[WHAT YOU WILL DO]
Select and reproduce each line of the listing below that bears the string "style".

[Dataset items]
"""

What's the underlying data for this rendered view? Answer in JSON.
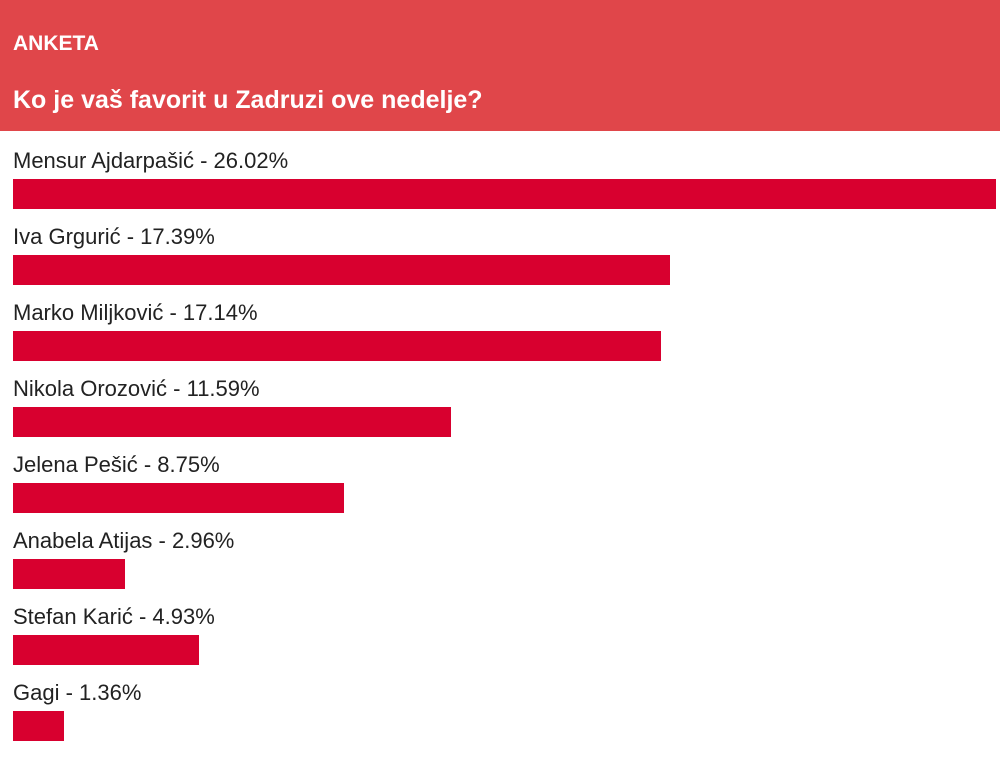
{
  "poll": {
    "kicker": "ANKETA",
    "question": "Ko je vaš favorit u Zadruzi ove nedelje?",
    "options": [
      {
        "label": "Mensur Ajdarpašić - 26.02%",
        "value": 26.02
      },
      {
        "label": "Iva Grgurić - 17.39%",
        "value": 17.39
      },
      {
        "label": "Marko Miljković - 17.14%",
        "value": 17.14
      },
      {
        "label": "Nikola Orozović - 11.59%",
        "value": 11.59
      },
      {
        "label": "Jelena Pešić - 8.75%",
        "value": 8.75
      },
      {
        "label": "Anabela Atijas - 2.96%",
        "value": 2.96
      },
      {
        "label": "Stefan Karić - 4.93%",
        "value": 4.93
      },
      {
        "label": "Gagi - 1.36%",
        "value": 1.36
      }
    ]
  }
}
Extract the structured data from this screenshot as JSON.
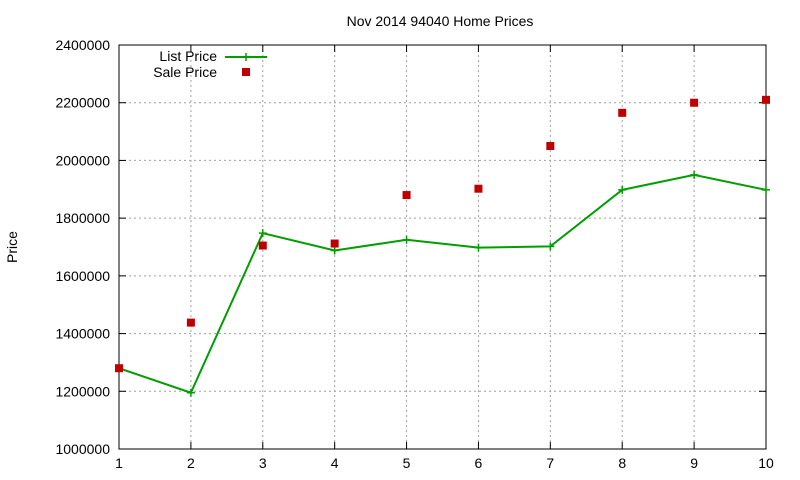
{
  "chart_data": {
    "type": "line",
    "title": "Nov 2014 94040 Home Prices",
    "xlabel": "",
    "ylabel": "Price",
    "x": [
      1,
      2,
      3,
      4,
      5,
      6,
      7,
      8,
      9,
      10
    ],
    "xlim": [
      1,
      10
    ],
    "ylim": [
      1000000,
      2400000
    ],
    "xticks": [
      "1",
      "2",
      "3",
      "4",
      "5",
      "6",
      "7",
      "8",
      "9",
      "10"
    ],
    "yticks": [
      "1000000",
      "1200000",
      "1400000",
      "1600000",
      "1800000",
      "2000000",
      "2200000",
      "2400000"
    ],
    "grid": true,
    "legend_position": "top-left",
    "series": [
      {
        "name": "List Price",
        "style": "line-with-plus-markers",
        "color": "#009e00",
        "values": [
          1280000,
          1195000,
          1748000,
          1688000,
          1725000,
          1698000,
          1702000,
          1898000,
          1950000,
          1898000
        ]
      },
      {
        "name": "Sale Price",
        "style": "square-markers",
        "color": "#c00000",
        "values": [
          1280000,
          1438000,
          1705000,
          1712000,
          1880000,
          1902000,
          2050000,
          2165000,
          2200000,
          2210000
        ]
      }
    ]
  }
}
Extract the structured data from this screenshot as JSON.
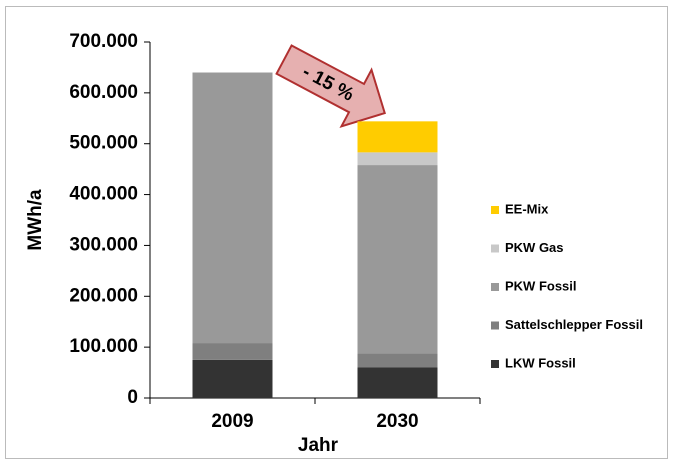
{
  "chart_data": {
    "type": "stacked-bar",
    "y_label": "MWh/a",
    "x_label": "Jahr",
    "annotation": "- 15 %",
    "categories": [
      "2009",
      "2030"
    ],
    "series": [
      {
        "name": "LKW Fossil",
        "color": "#333333",
        "values": [
          75000,
          60000
        ]
      },
      {
        "name": "Sattelschlepper Fossil",
        "color": "#7f7f7f",
        "values": [
          33000,
          28000
        ]
      },
      {
        "name": "PKW Fossil",
        "color": "#999999",
        "values": [
          532000,
          370000
        ]
      },
      {
        "name": "PKW Gas",
        "color": "#c8c8c8",
        "values": [
          0,
          25000
        ]
      },
      {
        "name": "EE-Mix",
        "color": "#ffcc00",
        "values": [
          0,
          61000
        ]
      }
    ],
    "ylim": [
      0,
      700000
    ],
    "yticks": [
      0,
      {
        "value": 100000,
        "label": "100.000"
      },
      {
        "value": 200000,
        "label": "200.000"
      },
      {
        "value": 300000,
        "label": "300.000"
      },
      {
        "value": 400000,
        "label": "400.000"
      },
      {
        "value": 500000,
        "label": "500.000"
      },
      {
        "value": 600000,
        "label": "600.000"
      },
      {
        "value": 700000,
        "label": "700.000"
      }
    ],
    "legend": "right"
  }
}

"""

[SOLUTION TO THIS PROBLEM]
        "style": "line-with-plus-markers",
        "style": "square-markers",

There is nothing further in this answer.